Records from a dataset
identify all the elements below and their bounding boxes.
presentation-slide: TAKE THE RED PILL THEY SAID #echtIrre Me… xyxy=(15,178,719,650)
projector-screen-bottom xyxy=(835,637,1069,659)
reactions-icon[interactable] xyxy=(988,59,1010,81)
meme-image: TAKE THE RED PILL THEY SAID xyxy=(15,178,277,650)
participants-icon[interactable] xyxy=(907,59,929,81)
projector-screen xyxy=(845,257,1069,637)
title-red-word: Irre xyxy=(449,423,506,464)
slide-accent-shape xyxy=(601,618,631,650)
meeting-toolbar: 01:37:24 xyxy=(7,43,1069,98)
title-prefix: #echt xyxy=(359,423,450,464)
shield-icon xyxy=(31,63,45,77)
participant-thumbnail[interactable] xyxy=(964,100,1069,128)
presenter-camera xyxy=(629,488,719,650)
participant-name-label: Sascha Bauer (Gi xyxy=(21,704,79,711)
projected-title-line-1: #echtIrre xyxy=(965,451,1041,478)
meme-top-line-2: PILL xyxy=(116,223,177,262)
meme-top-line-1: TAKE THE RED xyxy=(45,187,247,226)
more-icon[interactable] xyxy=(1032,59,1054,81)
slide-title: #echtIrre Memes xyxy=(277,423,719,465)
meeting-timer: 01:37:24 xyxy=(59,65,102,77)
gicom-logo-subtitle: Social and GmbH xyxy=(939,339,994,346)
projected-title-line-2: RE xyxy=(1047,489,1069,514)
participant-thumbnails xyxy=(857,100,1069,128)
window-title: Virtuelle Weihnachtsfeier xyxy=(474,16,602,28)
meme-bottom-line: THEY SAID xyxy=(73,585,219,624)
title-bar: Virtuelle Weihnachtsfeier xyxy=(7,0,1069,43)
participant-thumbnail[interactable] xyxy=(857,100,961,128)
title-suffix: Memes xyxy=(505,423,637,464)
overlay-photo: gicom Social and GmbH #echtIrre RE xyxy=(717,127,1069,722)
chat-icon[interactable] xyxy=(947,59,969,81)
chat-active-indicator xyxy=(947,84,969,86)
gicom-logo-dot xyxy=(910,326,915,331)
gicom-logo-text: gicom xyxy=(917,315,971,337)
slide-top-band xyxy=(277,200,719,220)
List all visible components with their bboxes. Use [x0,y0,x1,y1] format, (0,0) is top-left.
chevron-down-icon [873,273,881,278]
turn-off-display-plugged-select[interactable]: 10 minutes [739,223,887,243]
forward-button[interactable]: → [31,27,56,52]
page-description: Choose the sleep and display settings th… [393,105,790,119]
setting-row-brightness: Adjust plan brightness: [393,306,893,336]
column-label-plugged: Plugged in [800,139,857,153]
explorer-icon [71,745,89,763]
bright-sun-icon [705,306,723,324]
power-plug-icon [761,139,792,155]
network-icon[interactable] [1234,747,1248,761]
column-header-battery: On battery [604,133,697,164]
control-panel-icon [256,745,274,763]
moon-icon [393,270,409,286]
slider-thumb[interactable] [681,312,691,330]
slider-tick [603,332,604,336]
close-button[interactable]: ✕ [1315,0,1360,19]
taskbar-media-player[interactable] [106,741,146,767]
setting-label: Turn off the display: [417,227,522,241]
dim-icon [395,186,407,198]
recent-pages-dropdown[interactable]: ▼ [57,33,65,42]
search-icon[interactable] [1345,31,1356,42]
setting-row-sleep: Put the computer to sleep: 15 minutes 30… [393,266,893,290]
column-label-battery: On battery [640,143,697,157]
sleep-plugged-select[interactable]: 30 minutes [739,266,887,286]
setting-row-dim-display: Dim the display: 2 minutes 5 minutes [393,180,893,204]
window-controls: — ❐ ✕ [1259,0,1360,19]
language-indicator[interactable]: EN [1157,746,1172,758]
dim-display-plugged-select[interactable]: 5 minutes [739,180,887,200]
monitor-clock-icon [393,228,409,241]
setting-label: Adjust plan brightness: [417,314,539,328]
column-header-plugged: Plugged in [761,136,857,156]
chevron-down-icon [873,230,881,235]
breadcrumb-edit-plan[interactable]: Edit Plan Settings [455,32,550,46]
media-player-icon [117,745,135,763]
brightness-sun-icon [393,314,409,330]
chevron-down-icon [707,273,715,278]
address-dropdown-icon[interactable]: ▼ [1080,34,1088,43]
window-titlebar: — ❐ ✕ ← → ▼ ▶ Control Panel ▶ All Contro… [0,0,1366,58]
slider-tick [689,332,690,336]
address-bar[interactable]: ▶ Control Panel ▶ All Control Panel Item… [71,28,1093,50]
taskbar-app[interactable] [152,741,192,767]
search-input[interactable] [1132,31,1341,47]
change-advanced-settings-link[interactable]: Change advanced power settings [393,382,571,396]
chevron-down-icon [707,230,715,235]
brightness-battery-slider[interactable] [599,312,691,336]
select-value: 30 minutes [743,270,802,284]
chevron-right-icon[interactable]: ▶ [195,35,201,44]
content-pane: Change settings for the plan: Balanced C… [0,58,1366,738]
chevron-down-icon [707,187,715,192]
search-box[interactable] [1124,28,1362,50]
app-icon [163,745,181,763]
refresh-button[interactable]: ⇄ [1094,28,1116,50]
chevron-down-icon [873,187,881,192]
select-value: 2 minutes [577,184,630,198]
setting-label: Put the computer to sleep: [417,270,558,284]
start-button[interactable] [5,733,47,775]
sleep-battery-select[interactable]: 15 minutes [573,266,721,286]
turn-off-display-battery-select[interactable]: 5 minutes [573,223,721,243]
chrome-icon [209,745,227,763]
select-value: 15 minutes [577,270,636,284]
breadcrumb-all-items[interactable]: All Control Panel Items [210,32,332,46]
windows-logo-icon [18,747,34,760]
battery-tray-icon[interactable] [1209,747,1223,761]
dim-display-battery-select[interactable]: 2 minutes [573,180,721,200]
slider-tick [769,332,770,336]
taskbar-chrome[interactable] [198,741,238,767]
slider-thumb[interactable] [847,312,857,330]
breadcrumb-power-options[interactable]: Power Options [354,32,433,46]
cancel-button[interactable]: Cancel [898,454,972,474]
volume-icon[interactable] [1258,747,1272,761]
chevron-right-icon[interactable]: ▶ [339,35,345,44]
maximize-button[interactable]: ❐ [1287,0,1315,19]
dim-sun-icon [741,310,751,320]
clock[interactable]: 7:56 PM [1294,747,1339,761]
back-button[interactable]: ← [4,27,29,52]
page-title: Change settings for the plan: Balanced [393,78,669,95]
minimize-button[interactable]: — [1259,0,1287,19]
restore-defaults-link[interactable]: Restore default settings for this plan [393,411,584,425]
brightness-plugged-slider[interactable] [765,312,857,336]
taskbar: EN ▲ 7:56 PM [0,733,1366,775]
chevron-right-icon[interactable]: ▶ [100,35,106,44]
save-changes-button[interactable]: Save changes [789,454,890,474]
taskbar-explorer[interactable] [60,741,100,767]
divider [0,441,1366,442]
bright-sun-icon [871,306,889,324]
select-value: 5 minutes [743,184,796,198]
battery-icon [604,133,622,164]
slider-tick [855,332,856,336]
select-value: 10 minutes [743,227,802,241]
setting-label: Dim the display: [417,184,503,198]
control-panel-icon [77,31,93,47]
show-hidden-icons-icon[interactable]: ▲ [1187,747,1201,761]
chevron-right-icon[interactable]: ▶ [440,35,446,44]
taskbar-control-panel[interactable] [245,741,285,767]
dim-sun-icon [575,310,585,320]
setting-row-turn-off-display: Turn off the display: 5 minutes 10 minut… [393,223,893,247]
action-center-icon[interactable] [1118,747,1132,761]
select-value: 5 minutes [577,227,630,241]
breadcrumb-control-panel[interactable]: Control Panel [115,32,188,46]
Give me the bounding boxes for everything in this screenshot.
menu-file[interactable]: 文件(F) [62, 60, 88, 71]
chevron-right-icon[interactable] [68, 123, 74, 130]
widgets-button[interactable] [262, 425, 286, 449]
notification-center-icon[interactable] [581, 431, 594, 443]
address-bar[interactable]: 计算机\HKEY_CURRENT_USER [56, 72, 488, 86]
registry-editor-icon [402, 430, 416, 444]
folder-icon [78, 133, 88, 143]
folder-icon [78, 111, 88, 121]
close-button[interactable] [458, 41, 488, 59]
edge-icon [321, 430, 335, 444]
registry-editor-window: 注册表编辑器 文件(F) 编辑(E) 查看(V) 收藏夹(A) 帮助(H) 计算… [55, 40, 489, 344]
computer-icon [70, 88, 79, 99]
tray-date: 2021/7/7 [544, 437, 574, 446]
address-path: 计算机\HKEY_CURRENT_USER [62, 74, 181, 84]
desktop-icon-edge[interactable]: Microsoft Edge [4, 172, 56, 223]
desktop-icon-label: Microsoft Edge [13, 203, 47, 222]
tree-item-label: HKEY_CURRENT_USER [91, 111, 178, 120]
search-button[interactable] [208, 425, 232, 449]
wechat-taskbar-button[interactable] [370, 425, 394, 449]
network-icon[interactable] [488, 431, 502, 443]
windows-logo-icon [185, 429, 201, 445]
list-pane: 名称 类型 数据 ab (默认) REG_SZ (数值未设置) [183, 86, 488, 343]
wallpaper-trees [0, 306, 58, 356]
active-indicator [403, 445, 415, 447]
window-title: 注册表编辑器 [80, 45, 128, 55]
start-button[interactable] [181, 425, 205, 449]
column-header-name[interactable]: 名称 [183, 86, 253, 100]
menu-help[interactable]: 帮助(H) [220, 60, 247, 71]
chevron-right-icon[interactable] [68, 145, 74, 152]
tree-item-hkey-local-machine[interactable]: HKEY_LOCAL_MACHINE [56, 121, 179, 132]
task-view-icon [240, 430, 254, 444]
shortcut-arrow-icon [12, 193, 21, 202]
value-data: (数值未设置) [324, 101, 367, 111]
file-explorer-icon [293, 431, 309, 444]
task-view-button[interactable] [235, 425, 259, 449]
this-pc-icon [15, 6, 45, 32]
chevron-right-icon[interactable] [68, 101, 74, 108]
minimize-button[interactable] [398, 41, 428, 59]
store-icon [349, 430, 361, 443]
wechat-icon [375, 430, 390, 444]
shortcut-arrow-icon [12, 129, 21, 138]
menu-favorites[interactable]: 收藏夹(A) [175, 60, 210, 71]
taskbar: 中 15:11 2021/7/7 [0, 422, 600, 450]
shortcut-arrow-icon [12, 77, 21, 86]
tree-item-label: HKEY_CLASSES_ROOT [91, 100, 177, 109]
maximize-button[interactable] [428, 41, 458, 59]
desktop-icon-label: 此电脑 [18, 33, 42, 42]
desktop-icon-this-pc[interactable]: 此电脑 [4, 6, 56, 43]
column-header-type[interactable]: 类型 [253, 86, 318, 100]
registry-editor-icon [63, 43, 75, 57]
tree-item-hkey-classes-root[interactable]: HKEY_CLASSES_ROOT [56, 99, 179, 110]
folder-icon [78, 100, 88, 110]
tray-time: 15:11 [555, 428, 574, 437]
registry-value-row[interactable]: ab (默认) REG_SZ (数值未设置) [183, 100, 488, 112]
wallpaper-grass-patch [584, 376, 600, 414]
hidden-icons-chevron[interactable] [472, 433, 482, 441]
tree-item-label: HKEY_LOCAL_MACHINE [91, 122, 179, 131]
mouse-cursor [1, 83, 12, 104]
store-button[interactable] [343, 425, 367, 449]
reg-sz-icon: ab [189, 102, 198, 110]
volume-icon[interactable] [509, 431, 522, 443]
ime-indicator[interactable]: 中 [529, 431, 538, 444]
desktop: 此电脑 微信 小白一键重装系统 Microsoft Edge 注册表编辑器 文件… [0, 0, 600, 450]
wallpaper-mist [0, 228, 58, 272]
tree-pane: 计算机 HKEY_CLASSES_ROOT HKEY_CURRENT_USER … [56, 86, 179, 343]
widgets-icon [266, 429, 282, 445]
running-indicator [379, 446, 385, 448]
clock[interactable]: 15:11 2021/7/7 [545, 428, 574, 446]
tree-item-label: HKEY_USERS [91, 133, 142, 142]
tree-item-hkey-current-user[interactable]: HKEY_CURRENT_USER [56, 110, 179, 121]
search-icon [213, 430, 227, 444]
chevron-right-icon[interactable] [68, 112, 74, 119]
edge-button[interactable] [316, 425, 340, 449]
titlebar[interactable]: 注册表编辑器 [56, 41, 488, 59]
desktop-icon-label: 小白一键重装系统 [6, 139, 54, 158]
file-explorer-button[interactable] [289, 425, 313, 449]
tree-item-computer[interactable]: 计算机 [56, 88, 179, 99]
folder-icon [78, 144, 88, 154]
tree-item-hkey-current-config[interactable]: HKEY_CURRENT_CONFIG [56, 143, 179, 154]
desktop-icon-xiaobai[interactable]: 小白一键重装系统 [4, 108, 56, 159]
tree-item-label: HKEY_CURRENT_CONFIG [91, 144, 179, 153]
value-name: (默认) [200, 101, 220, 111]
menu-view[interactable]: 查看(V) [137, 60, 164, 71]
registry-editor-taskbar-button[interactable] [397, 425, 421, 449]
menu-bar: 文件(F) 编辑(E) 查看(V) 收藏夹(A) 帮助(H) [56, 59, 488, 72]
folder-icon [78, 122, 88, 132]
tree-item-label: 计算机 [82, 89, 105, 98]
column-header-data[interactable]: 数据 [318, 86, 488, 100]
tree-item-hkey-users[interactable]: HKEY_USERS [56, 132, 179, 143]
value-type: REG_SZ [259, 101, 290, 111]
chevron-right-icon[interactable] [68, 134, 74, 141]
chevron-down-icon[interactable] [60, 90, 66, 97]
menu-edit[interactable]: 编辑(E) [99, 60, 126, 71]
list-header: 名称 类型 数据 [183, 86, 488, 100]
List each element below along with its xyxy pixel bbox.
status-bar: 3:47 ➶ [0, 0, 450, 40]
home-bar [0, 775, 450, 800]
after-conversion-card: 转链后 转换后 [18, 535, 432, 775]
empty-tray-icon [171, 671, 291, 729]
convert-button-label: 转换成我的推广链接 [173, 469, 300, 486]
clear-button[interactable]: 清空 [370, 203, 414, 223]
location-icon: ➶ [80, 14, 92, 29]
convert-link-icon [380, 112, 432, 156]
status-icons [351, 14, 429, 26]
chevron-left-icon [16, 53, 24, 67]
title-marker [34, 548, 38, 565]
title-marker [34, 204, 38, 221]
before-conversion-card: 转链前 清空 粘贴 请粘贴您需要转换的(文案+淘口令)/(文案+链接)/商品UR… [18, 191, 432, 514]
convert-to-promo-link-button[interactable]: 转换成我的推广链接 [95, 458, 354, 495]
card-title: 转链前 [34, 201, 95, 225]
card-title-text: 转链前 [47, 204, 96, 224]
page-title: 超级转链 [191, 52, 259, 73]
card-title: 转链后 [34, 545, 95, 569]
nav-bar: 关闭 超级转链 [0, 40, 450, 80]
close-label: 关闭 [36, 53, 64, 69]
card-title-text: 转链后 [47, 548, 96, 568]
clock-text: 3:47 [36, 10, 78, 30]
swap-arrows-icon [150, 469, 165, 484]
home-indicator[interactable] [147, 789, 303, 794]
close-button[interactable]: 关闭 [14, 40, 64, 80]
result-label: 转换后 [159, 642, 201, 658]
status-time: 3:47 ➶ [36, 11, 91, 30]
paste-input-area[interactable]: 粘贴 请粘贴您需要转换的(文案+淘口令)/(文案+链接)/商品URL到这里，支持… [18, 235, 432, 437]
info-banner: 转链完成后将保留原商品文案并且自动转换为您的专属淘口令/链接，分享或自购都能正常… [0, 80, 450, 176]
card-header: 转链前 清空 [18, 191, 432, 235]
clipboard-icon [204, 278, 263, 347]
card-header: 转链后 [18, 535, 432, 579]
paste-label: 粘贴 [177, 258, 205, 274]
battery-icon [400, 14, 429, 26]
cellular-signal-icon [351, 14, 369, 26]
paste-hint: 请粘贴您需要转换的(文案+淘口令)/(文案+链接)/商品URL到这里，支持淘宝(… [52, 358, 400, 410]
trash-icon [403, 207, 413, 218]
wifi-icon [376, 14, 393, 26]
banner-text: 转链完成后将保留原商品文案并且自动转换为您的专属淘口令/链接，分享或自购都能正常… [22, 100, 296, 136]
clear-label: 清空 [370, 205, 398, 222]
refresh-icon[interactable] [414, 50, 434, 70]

▸ YOUR TASK
Change "projector-screen-bottom" to "projector-screen-footer" in the listing lines from the start through the line with "reactions-icon[interactable] xyxy=(988,59,1010,81)", and write those lines out again with everything else left the same.

▸ SOLUTION FOR THIS TASK
identify all the elements below and their bounding boxes.
presentation-slide: TAKE THE RED PILL THEY SAID #echtIrre Me… xyxy=(15,178,719,650)
projector-screen-footer xyxy=(835,637,1069,659)
reactions-icon[interactable] xyxy=(988,59,1010,81)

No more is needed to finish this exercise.